◆ Records for this task ◆
+ + + +
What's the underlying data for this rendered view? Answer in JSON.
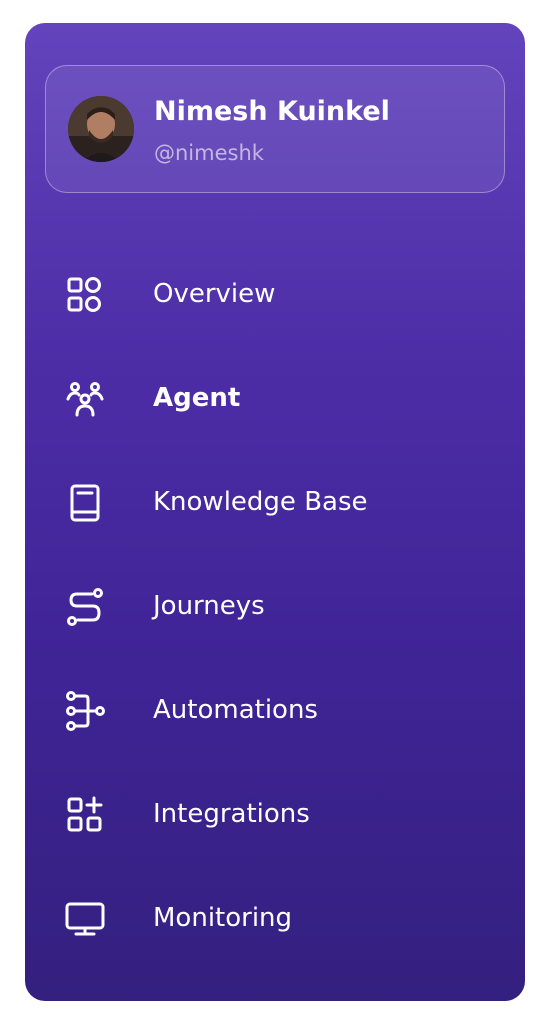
{
  "profile": {
    "name": "Nimesh Kuinkel",
    "handle": "@nimeshk"
  },
  "nav": {
    "items": [
      {
        "label": "Overview",
        "icon": "grid-shapes-icon"
      },
      {
        "label": "Agent",
        "icon": "users-group-icon",
        "active": true
      },
      {
        "label": "Knowledge Base",
        "icon": "book-icon"
      },
      {
        "label": "Journeys",
        "icon": "route-icon"
      },
      {
        "label": "Automations",
        "icon": "flow-nodes-icon"
      },
      {
        "label": "Integrations",
        "icon": "grid-plus-icon"
      },
      {
        "label": "Monitoring",
        "icon": "monitor-icon"
      }
    ]
  },
  "colors": {
    "gradient_top": "#6444bd",
    "gradient_bottom": "#34207f",
    "text": "#ffffff"
  }
}
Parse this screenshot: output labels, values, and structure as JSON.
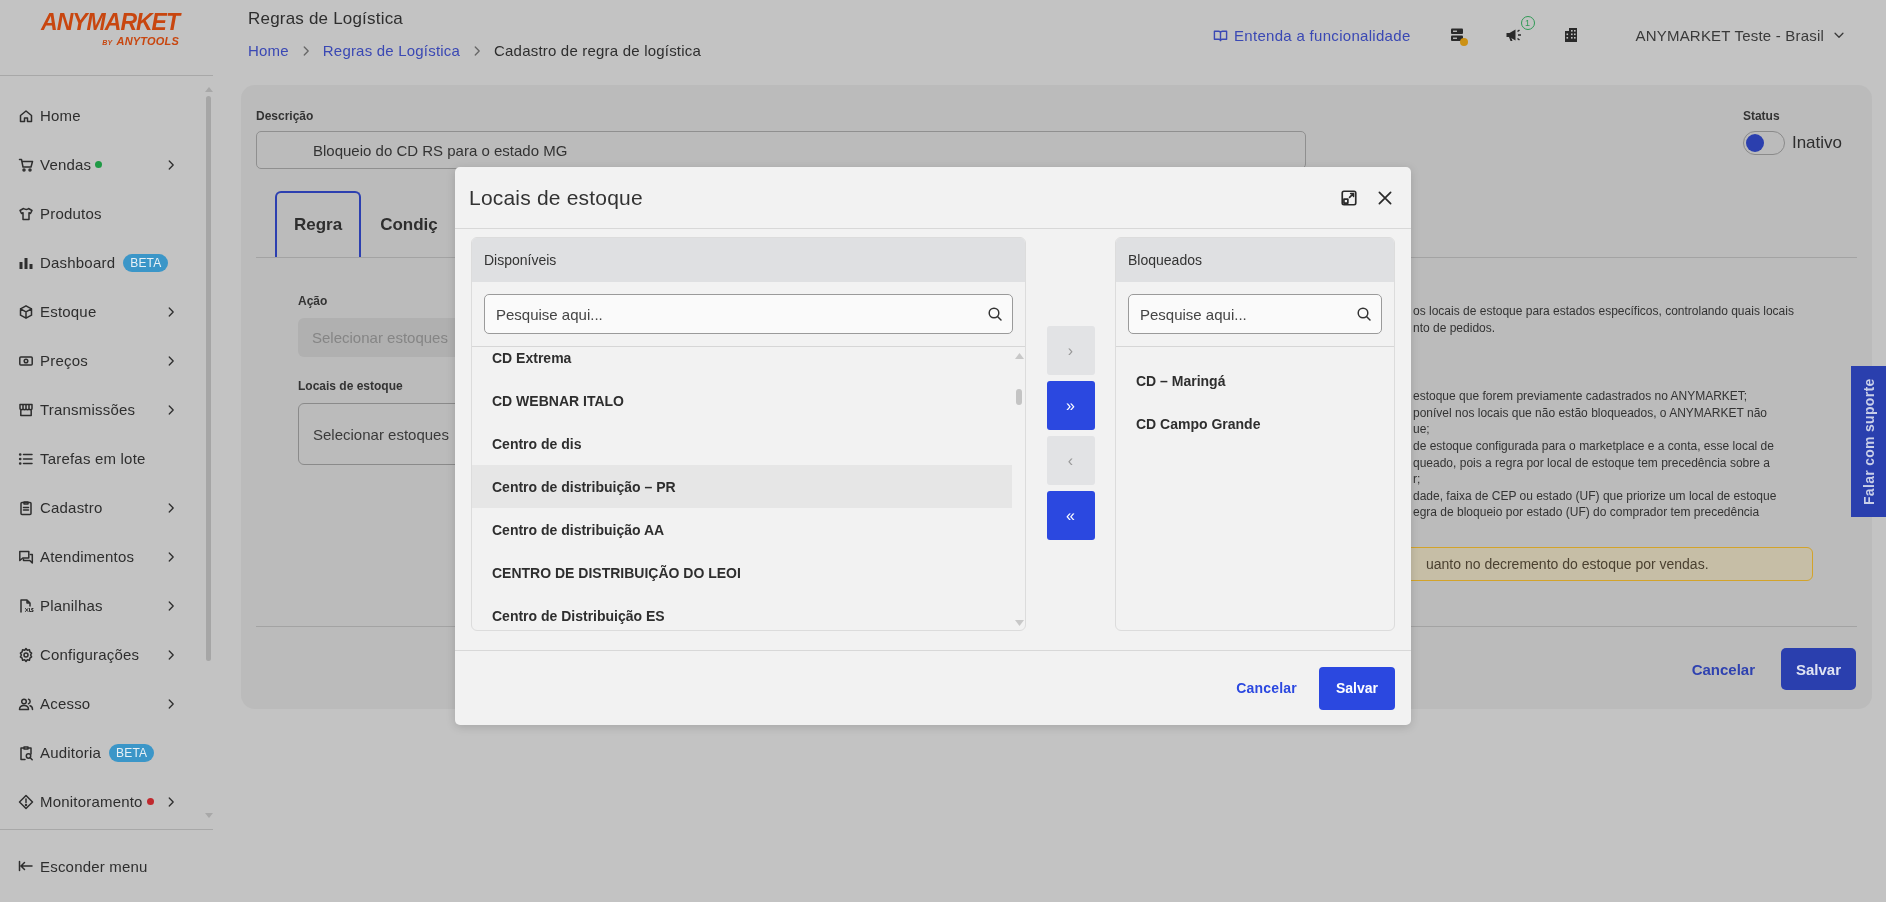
+ + + +
◆ The task ◆
Pictures are to be left out; repeat all the remaining data exactly.

◆ Written reply ◆
What's the underlying data for this rendered view? Answer in JSON.
{
  "profile": {
    "name": "Nimesh Kuinkel",
    "handle": "@nimeshk"
  },
  "nav": {
    "items": [
      {
        "label": "Overview",
        "icon": "grid-shapes-icon"
      },
      {
        "label": "Agent",
        "icon": "users-group-icon",
        "active": true
      },
      {
        "label": "Knowledge Base",
        "icon": "book-icon"
      },
      {
        "label": "Journeys",
        "icon": "route-icon"
      },
      {
        "label": "Automations",
        "icon": "flow-nodes-icon"
      },
      {
        "label": "Integrations",
        "icon": "grid-plus-icon"
      },
      {
        "label": "Monitoring",
        "icon": "monitor-icon"
      }
    ]
  },
  "colors": {
    "gradient_top": "#6444bd",
    "gradient_bottom": "#34207f",
    "text": "#ffffff"
  }
}
Parse this screenshot: output labels, values, and structure as JSON.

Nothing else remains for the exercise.